> Your goal
Skip the pictures and repeat each line of the data exactly.
====== Material for this task ======
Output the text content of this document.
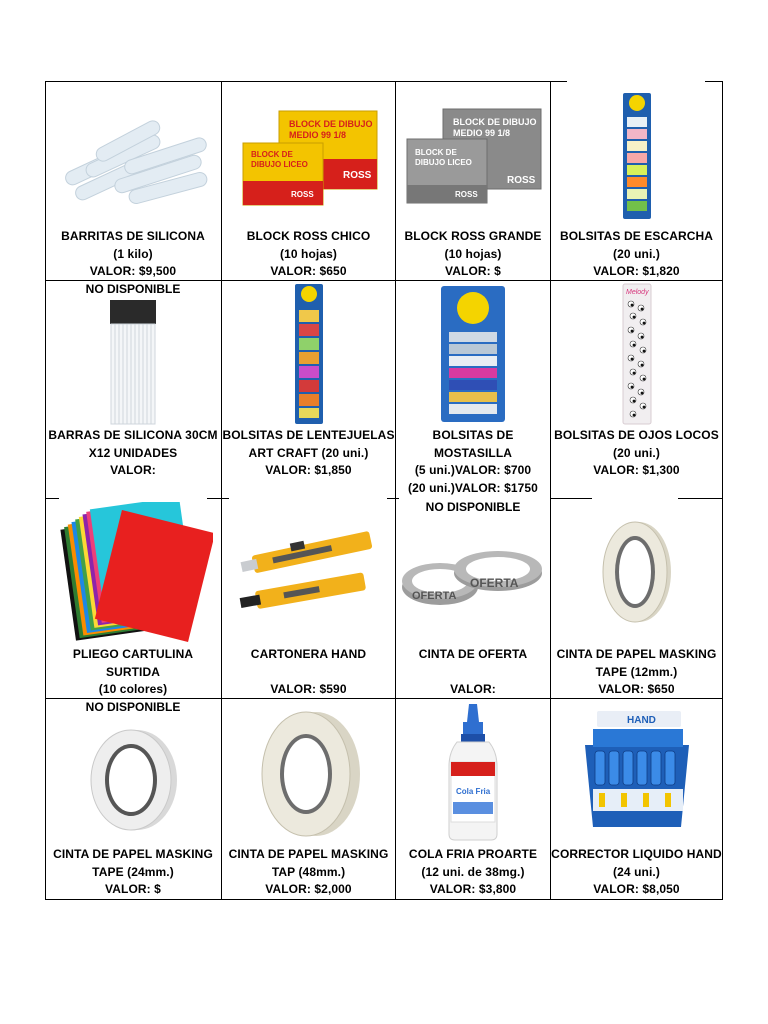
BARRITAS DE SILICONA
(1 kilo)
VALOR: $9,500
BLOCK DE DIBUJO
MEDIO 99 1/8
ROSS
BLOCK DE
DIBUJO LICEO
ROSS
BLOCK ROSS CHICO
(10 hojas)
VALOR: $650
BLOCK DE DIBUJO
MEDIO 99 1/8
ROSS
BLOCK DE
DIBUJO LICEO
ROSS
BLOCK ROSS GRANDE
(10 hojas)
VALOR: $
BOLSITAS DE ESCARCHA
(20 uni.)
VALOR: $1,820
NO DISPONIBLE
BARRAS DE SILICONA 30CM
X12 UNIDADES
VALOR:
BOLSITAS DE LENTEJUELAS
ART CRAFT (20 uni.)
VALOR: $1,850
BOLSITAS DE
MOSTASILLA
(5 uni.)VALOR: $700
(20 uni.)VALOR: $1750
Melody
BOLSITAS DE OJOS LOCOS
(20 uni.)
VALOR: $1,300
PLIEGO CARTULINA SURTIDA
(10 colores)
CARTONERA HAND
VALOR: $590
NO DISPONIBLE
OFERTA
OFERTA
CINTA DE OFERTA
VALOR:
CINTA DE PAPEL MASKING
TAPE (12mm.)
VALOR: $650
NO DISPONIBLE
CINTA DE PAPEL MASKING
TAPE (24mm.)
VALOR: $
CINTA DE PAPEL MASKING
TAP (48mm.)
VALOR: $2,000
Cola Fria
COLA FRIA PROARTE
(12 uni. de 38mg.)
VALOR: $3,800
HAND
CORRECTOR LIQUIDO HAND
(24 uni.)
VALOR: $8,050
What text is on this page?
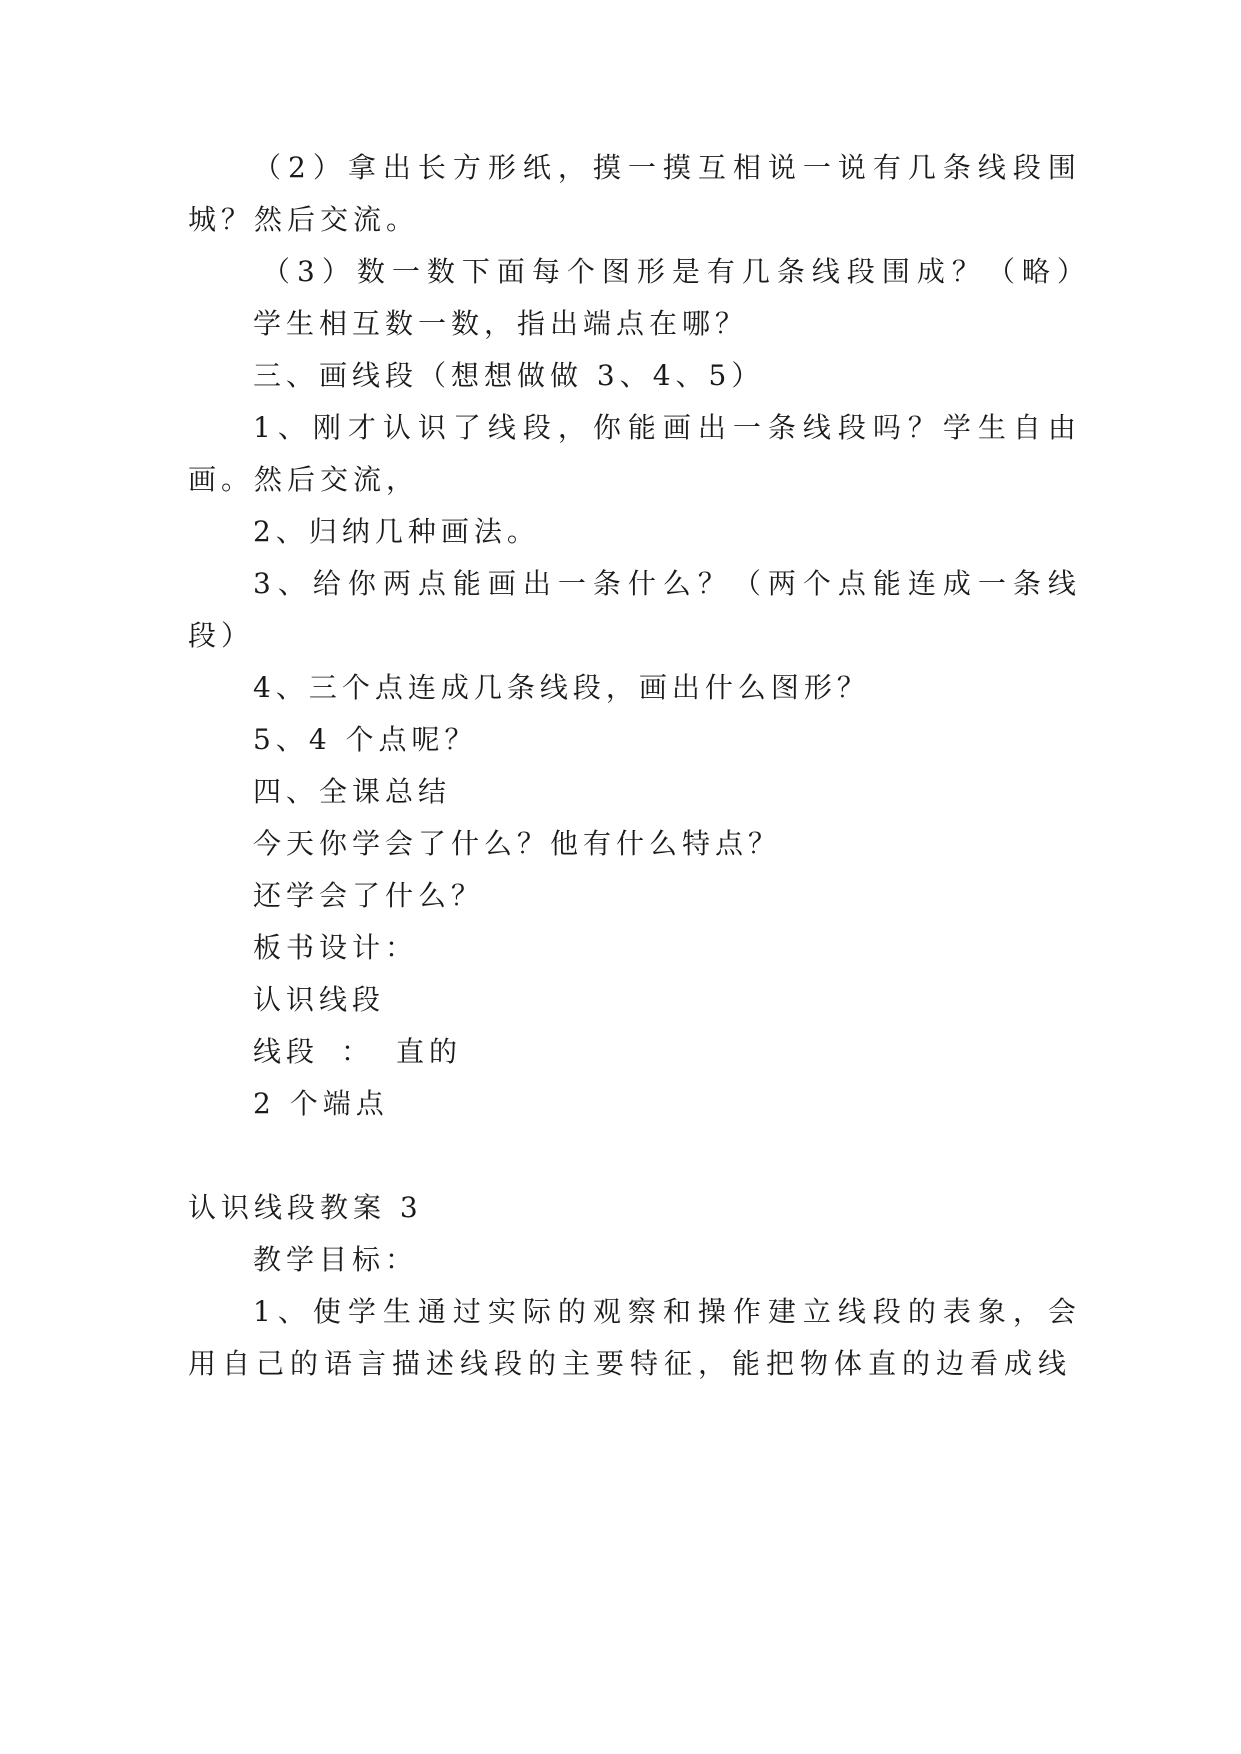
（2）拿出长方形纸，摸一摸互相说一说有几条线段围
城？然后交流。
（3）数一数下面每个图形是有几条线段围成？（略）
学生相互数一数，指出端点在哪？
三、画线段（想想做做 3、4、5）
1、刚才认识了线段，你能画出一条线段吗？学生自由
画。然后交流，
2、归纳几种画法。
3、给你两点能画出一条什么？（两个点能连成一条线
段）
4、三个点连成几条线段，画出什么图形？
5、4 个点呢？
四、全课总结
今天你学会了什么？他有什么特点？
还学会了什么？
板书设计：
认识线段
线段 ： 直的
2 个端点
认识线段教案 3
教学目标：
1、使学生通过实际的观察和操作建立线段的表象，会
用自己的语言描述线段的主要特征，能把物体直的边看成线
======
> Answer below
Output the text content of this document.
BARRITAS DE SILICONA
(1 kilo)
VALOR: $9,500
BLOCK DE DIBUJO
MEDIO 99 1/8
ROSS
BLOCK DE
DIBUJO LICEO
ROSS
BLOCK ROSS CHICO
(10 hojas)
VALOR: $650
BLOCK DE DIBUJO
MEDIO 99 1/8
ROSS
BLOCK DE
DIBUJO LICEO
ROSS
BLOCK ROSS GRANDE
(10 hojas)
VALOR: $
BOLSITAS DE ESCARCHA
(20 uni.)
VALOR: $1,820
NO DISPONIBLE
BARRAS DE SILICONA 30CM
X12 UNIDADES
VALOR:
BOLSITAS DE LENTEJUELAS
ART CRAFT (20 uni.)
VALOR: $1,850
BOLSITAS DE
MOSTASILLA
(5 uni.)VALOR: $700
(20 uni.)VALOR: $1750
Melody
BOLSITAS DE OJOS LOCOS
(20 uni.)
VALOR: $1,300
PLIEGO CARTULINA SURTIDA
(10 colores)
CARTONERA HAND
VALOR: $590
NO DISPONIBLE
OFERTA
OFERTA
CINTA DE OFERTA
VALOR:
CINTA DE PAPEL MASKING
TAPE (12mm.)
VALOR: $650
NO DISPONIBLE
CINTA DE PAPEL MASKING
TAPE (24mm.)
VALOR: $
CINTA DE PAPEL MASKING
TAP (48mm.)
VALOR: $2,000
Cola Fria
COLA FRIA PROARTE
(12 uni. de 38mg.)
VALOR: $3,800
HAND
CORRECTOR LIQUIDO HAND
(24 uni.)
VALOR: $8,050
What text is on this page?
（2）拿出长方形纸，摸一摸互相说一说有几条线段围
城？然后交流。
（3）数一数下面每个图形是有几条线段围成？（略）
学生相互数一数，指出端点在哪？
三、画线段（想想做做 3、4、5）
1、刚才认识了线段，你能画出一条线段吗？学生自由
画。然后交流，
2、归纳几种画法。
3、给你两点能画出一条什么？（两个点能连成一条线
段）
4、三个点连成几条线段，画出什么图形？
5、4 个点呢？
四、全课总结
今天你学会了什么？他有什么特点？
还学会了什么？
板书设计：
认识线段
线段 ： 直的
2 个端点
认识线段教案 3
教学目标：
1、使学生通过实际的观察和操作建立线段的表象，会
用自己的语言描述线段的主要特征，能把物体直的边看成线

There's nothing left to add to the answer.